**Written request**
All of the records below need to be copied exactly.

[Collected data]
** start **

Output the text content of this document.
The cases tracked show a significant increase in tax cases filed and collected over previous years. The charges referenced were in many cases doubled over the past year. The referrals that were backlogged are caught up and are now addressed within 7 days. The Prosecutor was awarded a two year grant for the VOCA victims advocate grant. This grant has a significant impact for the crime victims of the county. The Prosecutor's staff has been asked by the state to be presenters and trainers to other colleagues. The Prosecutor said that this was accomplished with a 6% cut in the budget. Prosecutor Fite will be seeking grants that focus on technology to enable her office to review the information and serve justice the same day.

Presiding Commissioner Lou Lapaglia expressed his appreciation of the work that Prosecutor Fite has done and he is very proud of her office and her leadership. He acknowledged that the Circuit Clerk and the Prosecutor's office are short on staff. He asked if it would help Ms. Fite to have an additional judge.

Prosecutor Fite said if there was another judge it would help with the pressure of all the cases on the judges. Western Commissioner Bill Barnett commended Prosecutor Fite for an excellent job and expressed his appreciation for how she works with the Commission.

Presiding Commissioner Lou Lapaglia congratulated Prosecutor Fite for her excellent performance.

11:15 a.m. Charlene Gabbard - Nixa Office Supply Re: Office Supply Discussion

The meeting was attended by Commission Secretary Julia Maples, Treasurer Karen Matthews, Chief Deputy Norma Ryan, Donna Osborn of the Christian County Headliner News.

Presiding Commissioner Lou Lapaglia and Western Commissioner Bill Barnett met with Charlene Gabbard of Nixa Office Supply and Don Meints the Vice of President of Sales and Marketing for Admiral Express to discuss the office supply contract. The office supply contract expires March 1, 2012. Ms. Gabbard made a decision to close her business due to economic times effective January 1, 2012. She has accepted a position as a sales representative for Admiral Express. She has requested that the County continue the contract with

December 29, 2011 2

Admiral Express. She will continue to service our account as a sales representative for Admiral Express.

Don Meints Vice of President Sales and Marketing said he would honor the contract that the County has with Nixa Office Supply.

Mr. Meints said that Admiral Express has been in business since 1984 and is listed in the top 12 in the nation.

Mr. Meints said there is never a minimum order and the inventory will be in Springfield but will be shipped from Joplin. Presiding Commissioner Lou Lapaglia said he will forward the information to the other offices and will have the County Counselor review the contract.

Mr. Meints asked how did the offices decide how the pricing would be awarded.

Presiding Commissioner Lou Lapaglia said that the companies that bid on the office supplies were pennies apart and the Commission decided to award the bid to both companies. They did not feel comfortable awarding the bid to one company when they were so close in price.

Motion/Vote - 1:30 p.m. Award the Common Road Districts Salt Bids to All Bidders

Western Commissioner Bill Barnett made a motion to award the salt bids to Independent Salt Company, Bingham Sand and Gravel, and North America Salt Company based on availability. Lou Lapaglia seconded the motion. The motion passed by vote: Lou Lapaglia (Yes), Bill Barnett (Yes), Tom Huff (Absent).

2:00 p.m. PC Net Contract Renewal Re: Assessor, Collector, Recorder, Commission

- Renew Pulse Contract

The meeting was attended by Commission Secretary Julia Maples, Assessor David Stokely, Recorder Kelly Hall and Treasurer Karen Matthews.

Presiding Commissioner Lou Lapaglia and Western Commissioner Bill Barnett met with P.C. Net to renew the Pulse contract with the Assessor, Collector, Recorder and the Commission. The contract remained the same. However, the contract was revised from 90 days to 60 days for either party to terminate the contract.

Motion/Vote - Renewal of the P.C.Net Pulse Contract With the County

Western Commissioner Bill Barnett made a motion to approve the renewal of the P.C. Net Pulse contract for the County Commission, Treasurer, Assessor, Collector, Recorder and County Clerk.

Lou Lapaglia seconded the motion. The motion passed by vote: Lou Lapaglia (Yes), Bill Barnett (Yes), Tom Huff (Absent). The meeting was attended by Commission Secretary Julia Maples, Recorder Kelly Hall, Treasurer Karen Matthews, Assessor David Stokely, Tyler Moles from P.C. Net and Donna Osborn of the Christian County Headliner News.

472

** end **

**Response**
Output the text content of this document.
The cases tracked show a significant increase in tax cases filed and collected over previous years. The charges referenced were in many cases doubled over the past year. The referrals that were backlogged are caught up and are now addressed within 7 days. The Prosecutor was awarded a two year grant for the VOCA victims advocate grant. This grant has a significant impact for the crime victims of the county. The Prosecutor's staff has been asked by the state to be presenters and trainers to other colleagues. The Prosecutor said that this was accomplished with a 6% cut in the budget. Prosecutor Fite will be seeking grants that focus on technology to enable her office to review the information and serve justice the same day.

Presiding Commissioner Lou Lapaglia expressed his appreciation of the work that Prosecutor Fite has done and he is very proud of her office and her leadership. He acknowledged that the Circuit Clerk and the Prosecutor's office are short on staff. He asked if it would help Ms. Fite to have an additional judge.

Prosecutor Fite said if there was another judge it would help with the pressure of all the cases on the judges. Western Commissioner Bill Barnett commended Prosecutor Fite for an excellent job and expressed his appreciation for how she works with the Commission.

Presiding Commissioner Lou Lapaglia congratulated Prosecutor Fite for her excellent performance.

11:15 a.m. Charlene Gabbard - Nixa Office Supply Re: Office Supply Discussion

The meeting was attended by Commission Secretary Julia Maples, Treasurer Karen Matthews, Chief Deputy Norma Ryan, Donna Osborn of the Christian County Headliner News.

Presiding Commissioner Lou Lapaglia and Western Commissioner Bill Barnett met with Charlene Gabbard of Nixa Office Supply and Don Meints the Vice of President of Sales and Marketing for Admiral Express to discuss the office supply contract. The office supply contract expires March 1, 2012. Ms. Gabbard made a decision to close her business due to economic times effective January 1, 2012. She has accepted a position as a sales representative for Admiral Express. She has requested that the County continue the contract with

December 29, 2011 2

Admiral Express. She will continue to service our account as a sales representative for Admiral Express.

Don Meints Vice of President Sales and Marketing said he would honor the contract that the County has with Nixa Office Supply.

Mr. Meints said that Admiral Express has been in business since 1984 and is listed in the top 12 in the nation.

Mr. Meints said there is never a minimum order and the inventory will be in Springfield but will be shipped from Joplin. Presiding Commissioner Lou Lapaglia said he will forward the information to the other offices and will have the County Counselor review the contract.

Mr. Meints asked how did the offices decide how the pricing would be awarded.

Presiding Commissioner Lou Lapaglia said that the companies that bid on the office supplies were pennies apart and the Commission decided to award the bid to both companies. They did not feel comfortable awarding the bid to one company when they were so close in price.

Motion/Vote - 1:30 p.m. Award the Common Road Districts Salt Bids to All Bidders

Western Commissioner Bill Barnett made a motion to award the salt bids to Independent Salt Company, Bingham Sand and Gravel, and North America Salt Company based on availability. Lou Lapaglia seconded the motion. The motion passed by vote: Lou Lapaglia (Yes), Bill Barnett (Yes), Tom Huff (Absent).

2:00 p.m. PC Net Contract Renewal Re: Assessor, Collector, Recorder, Commission

- Renew Pulse Contract

The meeting was attended by Commission Secretary Julia Maples, Assessor David Stokely, Recorder Kelly Hall and Treasurer Karen Matthews.

Presiding Commissioner Lou Lapaglia and Western Commissioner Bill Barnett met with P.C. Net to renew the Pulse contract with the Assessor, Collector, Recorder and the Commission. The contract remained the same. However, the contract was revised from 90 days to 60 days for either party to terminate the contract.

Motion/Vote - Renewal of the P.C.Net Pulse Contract With the County

Western Commissioner Bill Barnett made a motion to approve the renewal of the P.C. Net Pulse contract for the County Commission, Treasurer, Assessor, Collector, Recorder and County Clerk.

Lou Lapaglia seconded the motion. The motion passed by vote: Lou Lapaglia (Yes), Bill Barnett (Yes), Tom Huff (Absent). The meeting was attended by Commission Secretary Julia Maples, Recorder Kelly Hall, Treasurer Karen Matthews, Assessor David Stokely, Tyler Moles from P.C. Net and Donna Osborn of the Christian County Headliner News.

472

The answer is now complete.